### Written tasks
A) In the abstract on amorphous transparent conducting oxides, which material's unique properties were first demonstrated more than a decade ago?
B) Pick up the abstract on amorphous transparent conducting oxides after its last sentence and carry it on.

### Quoted passage
APS March Meeting 2016
Volume 61, Number 2
Monday–Friday, March 14–18, 2016;
Baltimore, Maryland
Session E2: Computational Methods for Improved Transparent Conducting Oxides
8:00 AM–11:00 AM,
Tuesday, March 15, 2016
Room: Ballroom II
Sponsoring
Units:
DCOMP DCMP
Chair: Giulia Galli, Univ of Chicago
Abstract ID: BAPS.2016.MAR.E2.1
Abstract: E2.00001 : Structure and Properties of Amorphous Transparent Conducting Oxides*
8:00 AM–8:36 AM
Preview Abstract
Abstract
Author:
Julia Medvedeva
(Missouri University of Science and Technology)
Driven by technological appeal, the research area of amorphous oxide
semiconductors has grown tremendously since the first demonstration of the
unique properties of amorphous indium oxide more than a decade ago. Today,
amorphous oxides, such as a-ITO, a-IZO, a-IGZO, or a-ZITO, exhibit the
optical, electrical, thermal, and mechanical properties that are comparable
or even superior to those possessed by their crystalline counterparts,
pushing the latter out of the market. Large-area uniformity, low-cost
low-temperature deposition, high carrier mobility, optical transparency, and
mechanical flexibility make these materials appealing for next-generation
thin-film electronics.

### Material provided
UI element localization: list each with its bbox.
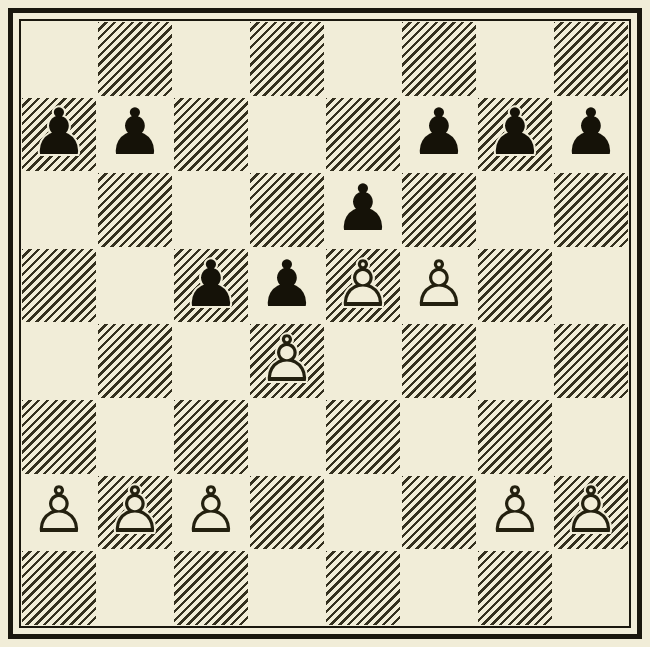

### Results for each task
A) Amorphous indium oxide.

B)
Yet, the structural variations associated with crystalline-to-amorphous
transition as well as their role in carrier generation and transport
properties of these oxides are far from being understood. Although amorphous
oxides lack grain boundaries, factors like (i) size and distribution of
nanocrystalline inclusions; (ii) spatial distribution and clustering of
incorporated cations in multicomponent oxides; (iii) formation of trap
defects; and (iv) piezoelectric effects associated with internal strains,
will contribute to electron scattering.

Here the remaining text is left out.